▶ DIRECTION
Transcribe the records below exactly as they appear.

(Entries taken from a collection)
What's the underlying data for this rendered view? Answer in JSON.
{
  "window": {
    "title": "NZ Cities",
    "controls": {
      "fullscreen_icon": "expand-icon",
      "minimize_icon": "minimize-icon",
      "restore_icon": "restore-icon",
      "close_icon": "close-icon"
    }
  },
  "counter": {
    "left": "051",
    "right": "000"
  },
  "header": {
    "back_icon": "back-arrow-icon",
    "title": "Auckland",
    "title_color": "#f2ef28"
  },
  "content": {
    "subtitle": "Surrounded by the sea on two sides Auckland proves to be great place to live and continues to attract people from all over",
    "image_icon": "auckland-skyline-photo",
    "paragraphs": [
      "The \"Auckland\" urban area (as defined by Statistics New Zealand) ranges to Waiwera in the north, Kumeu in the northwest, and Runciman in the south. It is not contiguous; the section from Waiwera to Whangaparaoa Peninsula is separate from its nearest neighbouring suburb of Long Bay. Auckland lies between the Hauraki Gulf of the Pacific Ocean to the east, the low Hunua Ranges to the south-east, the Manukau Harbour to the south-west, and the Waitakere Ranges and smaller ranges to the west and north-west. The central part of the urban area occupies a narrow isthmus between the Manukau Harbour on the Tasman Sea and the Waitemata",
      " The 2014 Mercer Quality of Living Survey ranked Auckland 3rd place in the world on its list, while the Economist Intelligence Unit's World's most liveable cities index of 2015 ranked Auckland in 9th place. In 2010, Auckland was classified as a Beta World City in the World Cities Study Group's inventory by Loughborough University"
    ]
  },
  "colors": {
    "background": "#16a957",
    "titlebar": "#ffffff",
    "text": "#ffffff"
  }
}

▶ RESULT OF THE EXERCISE
What's the underlying data for this rendered view? Answer in JSON.
{
  "window": {
    "title": "NZ Cities",
    "controls": {
      "fullscreen_icon": "expand-icon",
      "minimize_icon": "minimize-icon",
      "restore_icon": "restore-icon",
      "close_icon": "close-icon"
    }
  },
  "counter": {
    "left": "051",
    "right": "000"
  },
  "header": {
    "back_icon": "back-arrow-icon",
    "title": "Auckland",
    "title_color": "#f2ef28"
  },
  "content": {
    "subtitle": "Surrounded by the sea on two sides Auckland proves to be great place to live and continues to attract people from all over",
    "image_icon": "auckland-skyline-photo",
    "paragraphs": [
      "The \"Auckland\" urban area (as defined by Statistics New Zealand) ranges to Waiwera in the north, Kumeu in the northwest, and Runciman in the south. It is not contiguous; the section from Waiwera to Whangaparaoa Peninsula is separate from its nearest neighbouring suburb of Long Bay. Auckland lies between the Hauraki Gulf of the Pacific Ocean to the east, the low Hunua Ranges to the south-east, the Manukau Harbour to the south-west, and the Waitakere Ranges and smaller ranges to the west and north-west. The central part of the urban area occupies a narrow isthmus between the Manukau Harbour on the Tasman Sea and the Waitemata",
      " The 2014 Mercer Quality of Living Survey ranked Auckland 3rd place in the world on its list, while the Economist Intelligence Unit's World's most liveable cities index of 2015 ranked Auckland in 9th place. In 2010, Auckland was classified as a Beta World City in the World Cities Study Group's inventory by Loughborough University"
    ]
  },
  "colors": {
    "background": "#16a957",
    "titlebar": "#ffffff",
    "text": "#ffffff"
  }
}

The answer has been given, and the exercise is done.